### [SUPPLIED ENTRIES]
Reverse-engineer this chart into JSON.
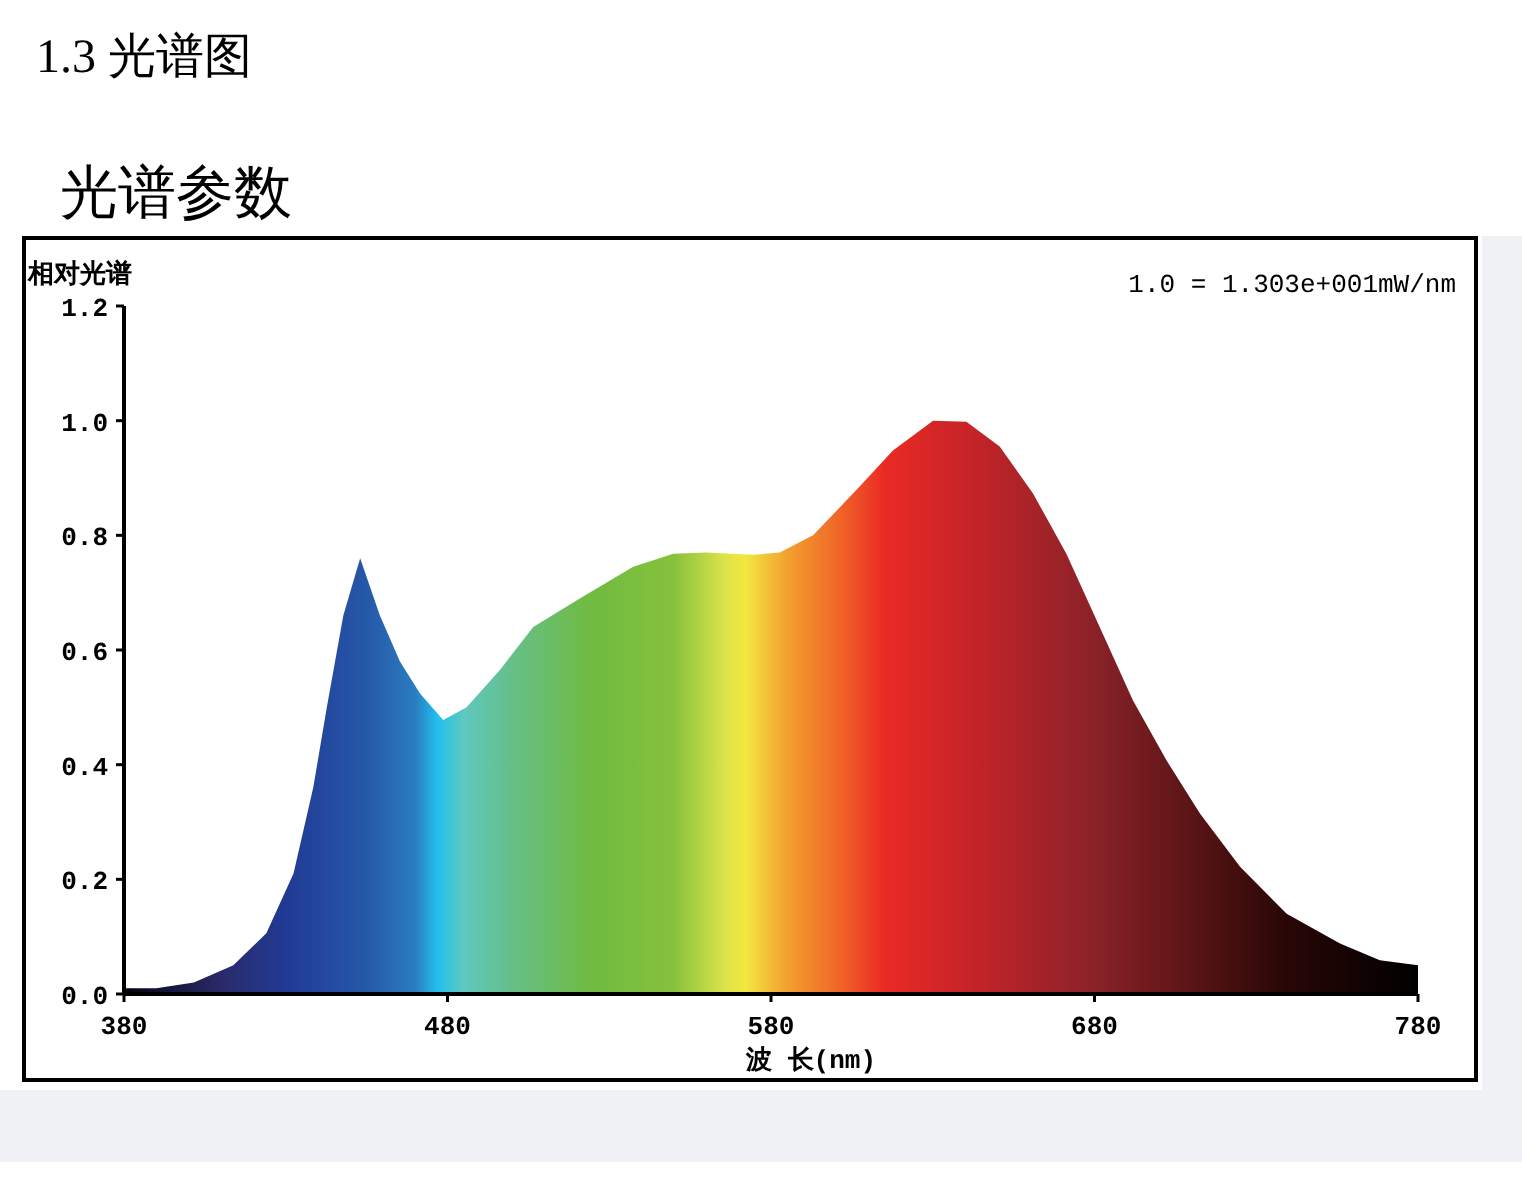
{
  "chart_data": {
    "type": "area",
    "title": "1.3 光谱图",
    "subtitle": "光谱参数",
    "ylabel": "相对光谱",
    "xlabel": "波 长(nm)",
    "annotations": [
      "1.0 = 1.303e+001mW/nm"
    ],
    "xlim": [
      380,
      780
    ],
    "ylim": [
      0,
      1.2
    ],
    "xticks": [
      380,
      480,
      580,
      680,
      780
    ],
    "yticks": [
      {
        "value": 0,
        "label": "0.0"
      },
      {
        "value": 0.2,
        "label": "0.2"
      },
      {
        "value": 0.4,
        "label": "0.4"
      },
      {
        "value": 0.6,
        "label": "0.6"
      },
      {
        "value": 0.8,
        "label": "0.8"
      },
      {
        "value": 1.0,
        "label": "1.0"
      },
      {
        "value": 1.2,
        "label": "1.2"
      }
    ],
    "grid": false,
    "series": [
      {
        "x": [
          380,
          390,
          401.6,
          413.8,
          424,
          432.4,
          438.5,
          442.7,
          447.8,
          453,
          459.1,
          465.3,
          471.5,
          478.7,
          485.9,
          496.2,
          506.5,
          520.9,
          537.4,
          549.8,
          560,
          574.5,
          582.7,
          593,
          607.4,
          617.7,
          630.1,
          640.4,
          650.7,
          661,
          671.3,
          681.6,
          691.9,
          702.2,
          712.6,
          725,
          739.4,
          755.9,
          768.2,
          780
        ],
        "values": [
          0.01,
          0.01,
          0.02,
          0.05,
          0.106,
          0.21,
          0.36,
          0.5,
          0.66,
          0.76,
          0.66,
          0.58,
          0.524,
          0.478,
          0.5,
          0.565,
          0.64,
          0.69,
          0.745,
          0.768,
          0.77,
          0.766,
          0.77,
          0.8,
          0.885,
          0.948,
          1.0,
          0.998,
          0.955,
          0.873,
          0.768,
          0.64,
          0.512,
          0.408,
          0.315,
          0.222,
          0.14,
          0.088,
          0.059,
          0.05
        ]
      }
    ]
  }
}
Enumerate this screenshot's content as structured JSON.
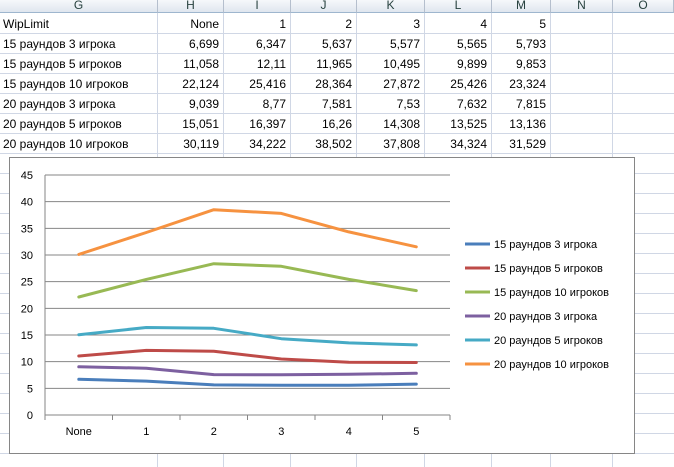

### [GOAL]
The lines to collect are those holding the string "JSON"; copy them all.

### [SOLUTION TO THIS EXERCISE]
Reverse-engineer this chart into JSON.
Enumerate this screenshot's content as structured JSON.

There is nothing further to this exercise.